** OBJECTIVE **
Each line of the data that includes the string "Date" is to be copied out.

[Dataset rows]

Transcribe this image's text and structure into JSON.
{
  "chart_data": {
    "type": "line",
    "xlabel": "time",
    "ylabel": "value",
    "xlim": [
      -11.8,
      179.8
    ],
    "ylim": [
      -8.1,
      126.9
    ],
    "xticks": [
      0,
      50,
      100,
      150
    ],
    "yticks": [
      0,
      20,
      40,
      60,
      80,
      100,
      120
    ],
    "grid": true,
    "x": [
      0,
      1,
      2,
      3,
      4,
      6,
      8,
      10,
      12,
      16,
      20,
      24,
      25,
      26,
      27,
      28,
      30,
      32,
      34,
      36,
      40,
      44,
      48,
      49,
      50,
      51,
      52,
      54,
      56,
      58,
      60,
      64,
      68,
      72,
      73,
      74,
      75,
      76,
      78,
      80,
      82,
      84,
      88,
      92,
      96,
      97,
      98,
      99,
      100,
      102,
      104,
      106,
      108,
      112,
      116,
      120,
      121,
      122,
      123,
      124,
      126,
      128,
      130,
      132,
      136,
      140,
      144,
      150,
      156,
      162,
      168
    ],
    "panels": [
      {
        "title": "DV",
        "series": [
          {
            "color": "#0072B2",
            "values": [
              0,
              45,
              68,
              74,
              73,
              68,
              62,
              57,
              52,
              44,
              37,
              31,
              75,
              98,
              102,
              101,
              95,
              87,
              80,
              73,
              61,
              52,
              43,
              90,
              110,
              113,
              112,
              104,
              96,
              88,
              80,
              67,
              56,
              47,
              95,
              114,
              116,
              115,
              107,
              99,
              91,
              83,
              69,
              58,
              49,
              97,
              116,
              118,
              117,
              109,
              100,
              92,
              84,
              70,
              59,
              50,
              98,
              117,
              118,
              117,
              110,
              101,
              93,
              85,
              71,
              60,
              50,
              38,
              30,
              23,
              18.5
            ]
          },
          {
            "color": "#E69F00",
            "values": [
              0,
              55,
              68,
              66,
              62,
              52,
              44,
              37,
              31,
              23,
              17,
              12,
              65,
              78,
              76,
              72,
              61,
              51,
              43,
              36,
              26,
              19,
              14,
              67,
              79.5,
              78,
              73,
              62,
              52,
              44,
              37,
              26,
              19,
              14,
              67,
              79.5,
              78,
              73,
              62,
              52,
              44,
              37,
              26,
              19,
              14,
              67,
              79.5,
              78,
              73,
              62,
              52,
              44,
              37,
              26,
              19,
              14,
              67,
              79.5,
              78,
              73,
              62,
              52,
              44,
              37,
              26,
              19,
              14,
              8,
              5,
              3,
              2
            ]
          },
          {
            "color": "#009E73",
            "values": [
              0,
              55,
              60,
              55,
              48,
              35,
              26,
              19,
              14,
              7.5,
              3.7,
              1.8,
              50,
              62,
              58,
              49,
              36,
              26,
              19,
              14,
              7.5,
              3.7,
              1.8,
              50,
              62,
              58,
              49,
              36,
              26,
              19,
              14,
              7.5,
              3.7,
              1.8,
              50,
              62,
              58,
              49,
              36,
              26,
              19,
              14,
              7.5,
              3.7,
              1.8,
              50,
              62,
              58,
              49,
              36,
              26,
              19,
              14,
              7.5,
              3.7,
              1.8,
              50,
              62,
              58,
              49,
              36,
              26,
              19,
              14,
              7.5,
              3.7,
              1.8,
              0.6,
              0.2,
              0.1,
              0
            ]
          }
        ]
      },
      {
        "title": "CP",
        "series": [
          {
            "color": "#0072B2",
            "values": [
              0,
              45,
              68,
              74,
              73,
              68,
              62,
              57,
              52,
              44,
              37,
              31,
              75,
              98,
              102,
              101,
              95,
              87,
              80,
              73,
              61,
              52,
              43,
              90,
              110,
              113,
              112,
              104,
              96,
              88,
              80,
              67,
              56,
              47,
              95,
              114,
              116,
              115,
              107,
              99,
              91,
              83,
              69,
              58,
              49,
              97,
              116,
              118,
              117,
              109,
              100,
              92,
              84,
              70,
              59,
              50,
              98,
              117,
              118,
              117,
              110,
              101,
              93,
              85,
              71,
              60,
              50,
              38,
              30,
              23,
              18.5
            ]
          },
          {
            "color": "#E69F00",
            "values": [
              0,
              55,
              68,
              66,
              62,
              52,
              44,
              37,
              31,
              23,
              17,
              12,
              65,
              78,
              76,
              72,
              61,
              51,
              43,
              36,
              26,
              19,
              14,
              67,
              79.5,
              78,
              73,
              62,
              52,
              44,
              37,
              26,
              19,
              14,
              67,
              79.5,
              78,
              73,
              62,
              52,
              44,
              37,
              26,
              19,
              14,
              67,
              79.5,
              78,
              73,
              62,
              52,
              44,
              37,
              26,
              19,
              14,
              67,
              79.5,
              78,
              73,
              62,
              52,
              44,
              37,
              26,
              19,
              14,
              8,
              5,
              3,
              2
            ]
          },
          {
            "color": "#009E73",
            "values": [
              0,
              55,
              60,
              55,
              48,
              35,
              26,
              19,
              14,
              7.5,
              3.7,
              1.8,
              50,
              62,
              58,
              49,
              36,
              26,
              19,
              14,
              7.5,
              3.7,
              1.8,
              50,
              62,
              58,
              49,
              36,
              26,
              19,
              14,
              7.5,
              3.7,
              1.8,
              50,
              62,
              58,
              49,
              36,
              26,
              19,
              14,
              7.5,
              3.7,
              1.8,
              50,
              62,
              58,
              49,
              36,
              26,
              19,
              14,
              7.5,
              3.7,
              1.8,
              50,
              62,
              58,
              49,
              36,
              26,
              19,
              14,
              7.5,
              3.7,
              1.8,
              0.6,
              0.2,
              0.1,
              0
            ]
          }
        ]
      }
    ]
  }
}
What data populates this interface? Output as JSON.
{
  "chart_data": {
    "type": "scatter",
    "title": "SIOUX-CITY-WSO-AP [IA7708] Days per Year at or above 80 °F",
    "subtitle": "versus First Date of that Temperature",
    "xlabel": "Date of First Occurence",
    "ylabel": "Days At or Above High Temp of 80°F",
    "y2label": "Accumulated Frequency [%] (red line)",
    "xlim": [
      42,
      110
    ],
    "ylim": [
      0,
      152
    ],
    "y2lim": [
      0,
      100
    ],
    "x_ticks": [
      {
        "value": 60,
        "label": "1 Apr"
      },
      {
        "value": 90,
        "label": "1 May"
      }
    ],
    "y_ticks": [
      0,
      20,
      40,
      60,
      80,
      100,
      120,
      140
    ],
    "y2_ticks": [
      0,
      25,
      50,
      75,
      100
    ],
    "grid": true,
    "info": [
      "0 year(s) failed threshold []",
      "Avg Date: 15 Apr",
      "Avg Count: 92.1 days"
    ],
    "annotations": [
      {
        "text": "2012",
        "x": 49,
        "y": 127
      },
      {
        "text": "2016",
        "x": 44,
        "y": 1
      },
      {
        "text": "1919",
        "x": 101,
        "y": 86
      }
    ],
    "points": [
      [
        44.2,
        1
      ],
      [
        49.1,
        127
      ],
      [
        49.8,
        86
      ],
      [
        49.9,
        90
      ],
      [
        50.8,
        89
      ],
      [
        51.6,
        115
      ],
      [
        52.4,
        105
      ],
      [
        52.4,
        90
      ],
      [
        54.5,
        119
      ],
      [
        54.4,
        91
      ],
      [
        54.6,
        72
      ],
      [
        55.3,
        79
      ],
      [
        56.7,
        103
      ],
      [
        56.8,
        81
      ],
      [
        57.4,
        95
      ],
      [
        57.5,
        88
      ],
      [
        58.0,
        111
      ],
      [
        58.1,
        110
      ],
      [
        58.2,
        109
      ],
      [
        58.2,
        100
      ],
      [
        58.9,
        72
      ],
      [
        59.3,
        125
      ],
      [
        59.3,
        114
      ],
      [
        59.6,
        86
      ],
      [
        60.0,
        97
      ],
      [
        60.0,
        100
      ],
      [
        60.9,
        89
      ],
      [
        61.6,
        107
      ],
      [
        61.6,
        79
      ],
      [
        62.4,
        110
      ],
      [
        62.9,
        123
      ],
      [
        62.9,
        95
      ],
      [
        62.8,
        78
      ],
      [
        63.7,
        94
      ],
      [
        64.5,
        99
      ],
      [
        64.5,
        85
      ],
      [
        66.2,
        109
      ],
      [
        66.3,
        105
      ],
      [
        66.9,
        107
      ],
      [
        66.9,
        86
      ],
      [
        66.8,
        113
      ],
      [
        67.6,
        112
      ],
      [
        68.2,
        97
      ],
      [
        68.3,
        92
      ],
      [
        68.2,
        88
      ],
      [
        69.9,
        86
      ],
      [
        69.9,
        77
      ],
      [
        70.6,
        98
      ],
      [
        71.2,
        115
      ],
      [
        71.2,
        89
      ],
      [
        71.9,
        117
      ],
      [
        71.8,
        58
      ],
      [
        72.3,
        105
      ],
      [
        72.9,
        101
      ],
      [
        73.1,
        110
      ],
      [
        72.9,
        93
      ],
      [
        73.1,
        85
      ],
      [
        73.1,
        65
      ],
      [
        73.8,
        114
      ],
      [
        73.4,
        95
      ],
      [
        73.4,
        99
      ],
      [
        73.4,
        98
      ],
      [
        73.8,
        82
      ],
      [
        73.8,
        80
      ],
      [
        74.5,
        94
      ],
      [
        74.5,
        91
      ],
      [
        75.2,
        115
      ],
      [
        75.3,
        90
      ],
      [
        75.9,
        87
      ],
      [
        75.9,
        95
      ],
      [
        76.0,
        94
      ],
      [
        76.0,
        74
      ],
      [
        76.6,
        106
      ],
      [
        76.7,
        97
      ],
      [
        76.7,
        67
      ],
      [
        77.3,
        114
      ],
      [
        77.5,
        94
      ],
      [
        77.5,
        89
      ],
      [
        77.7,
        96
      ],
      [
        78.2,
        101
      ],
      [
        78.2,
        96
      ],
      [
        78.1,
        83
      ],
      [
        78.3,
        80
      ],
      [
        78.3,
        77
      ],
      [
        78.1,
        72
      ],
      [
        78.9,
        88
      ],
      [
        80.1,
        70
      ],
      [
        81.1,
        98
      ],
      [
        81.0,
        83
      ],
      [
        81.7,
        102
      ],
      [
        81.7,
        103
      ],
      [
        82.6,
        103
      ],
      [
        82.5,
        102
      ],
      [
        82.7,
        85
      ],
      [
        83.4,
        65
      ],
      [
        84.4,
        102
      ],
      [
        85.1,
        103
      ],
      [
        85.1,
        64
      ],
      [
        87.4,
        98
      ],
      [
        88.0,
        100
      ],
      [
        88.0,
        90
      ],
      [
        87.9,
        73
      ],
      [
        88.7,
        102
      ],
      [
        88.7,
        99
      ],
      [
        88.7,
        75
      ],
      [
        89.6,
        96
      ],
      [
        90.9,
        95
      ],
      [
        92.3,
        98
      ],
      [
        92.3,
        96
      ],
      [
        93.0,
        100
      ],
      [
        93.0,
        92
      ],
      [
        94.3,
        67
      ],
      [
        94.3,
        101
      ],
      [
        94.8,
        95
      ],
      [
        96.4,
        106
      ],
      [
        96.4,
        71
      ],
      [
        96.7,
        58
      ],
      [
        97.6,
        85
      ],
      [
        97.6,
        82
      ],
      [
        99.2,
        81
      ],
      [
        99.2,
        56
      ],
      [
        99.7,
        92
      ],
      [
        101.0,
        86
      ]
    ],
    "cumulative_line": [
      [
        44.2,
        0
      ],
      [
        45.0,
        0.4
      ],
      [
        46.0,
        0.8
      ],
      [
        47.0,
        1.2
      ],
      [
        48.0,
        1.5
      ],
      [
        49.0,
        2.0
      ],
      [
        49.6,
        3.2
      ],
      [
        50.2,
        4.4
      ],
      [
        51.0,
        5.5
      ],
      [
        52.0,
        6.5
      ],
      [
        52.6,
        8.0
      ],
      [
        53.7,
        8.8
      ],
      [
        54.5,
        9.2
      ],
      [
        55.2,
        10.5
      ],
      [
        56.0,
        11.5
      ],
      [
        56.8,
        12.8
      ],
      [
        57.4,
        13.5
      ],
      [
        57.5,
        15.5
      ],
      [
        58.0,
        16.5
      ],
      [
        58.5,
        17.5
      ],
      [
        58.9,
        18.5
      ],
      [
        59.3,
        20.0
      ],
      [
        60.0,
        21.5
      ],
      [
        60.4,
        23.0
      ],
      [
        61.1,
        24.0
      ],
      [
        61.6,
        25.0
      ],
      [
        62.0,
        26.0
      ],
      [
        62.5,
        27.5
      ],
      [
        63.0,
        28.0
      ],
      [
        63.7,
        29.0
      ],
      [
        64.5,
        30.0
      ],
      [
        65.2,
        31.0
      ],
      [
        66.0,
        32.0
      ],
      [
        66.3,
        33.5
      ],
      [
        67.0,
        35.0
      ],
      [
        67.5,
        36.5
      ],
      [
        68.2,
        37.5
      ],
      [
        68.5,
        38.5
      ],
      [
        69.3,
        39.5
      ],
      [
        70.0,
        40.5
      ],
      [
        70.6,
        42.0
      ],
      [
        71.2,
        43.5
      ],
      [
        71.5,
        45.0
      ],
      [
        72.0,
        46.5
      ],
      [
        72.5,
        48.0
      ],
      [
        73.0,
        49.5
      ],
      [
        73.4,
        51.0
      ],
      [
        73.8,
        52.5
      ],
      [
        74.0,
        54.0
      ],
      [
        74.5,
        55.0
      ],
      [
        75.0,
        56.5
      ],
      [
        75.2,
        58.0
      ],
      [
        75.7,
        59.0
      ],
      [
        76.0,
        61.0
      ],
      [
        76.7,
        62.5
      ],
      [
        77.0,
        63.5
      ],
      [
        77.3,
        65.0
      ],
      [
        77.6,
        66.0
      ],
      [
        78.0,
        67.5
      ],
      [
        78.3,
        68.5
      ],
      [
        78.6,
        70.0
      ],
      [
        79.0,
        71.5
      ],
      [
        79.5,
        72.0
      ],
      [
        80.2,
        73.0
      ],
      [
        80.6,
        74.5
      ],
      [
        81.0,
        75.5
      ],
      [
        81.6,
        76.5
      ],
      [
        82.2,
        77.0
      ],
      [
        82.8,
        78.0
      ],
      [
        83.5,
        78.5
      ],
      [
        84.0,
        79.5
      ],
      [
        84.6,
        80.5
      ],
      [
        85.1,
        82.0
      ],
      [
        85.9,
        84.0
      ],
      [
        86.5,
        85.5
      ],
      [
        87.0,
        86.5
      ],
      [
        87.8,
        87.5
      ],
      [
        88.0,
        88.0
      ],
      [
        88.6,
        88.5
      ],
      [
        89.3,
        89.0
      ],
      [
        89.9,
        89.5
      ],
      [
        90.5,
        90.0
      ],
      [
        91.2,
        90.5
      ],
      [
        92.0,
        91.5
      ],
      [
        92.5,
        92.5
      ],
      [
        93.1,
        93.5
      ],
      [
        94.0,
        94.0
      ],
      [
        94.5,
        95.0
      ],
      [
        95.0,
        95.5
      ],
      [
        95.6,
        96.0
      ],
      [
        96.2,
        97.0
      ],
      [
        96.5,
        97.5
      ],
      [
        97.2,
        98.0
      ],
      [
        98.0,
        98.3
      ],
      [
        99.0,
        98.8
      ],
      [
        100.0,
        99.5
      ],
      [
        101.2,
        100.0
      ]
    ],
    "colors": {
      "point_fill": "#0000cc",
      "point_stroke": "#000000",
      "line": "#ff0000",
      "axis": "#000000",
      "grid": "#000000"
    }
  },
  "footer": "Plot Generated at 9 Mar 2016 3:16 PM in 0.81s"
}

** SOLUTION TO THIS TASK **
    "subtitle": "versus First Date of that Temperature",
    "xlabel": "Date of First Occurence",
      "Avg Date: 15 Apr",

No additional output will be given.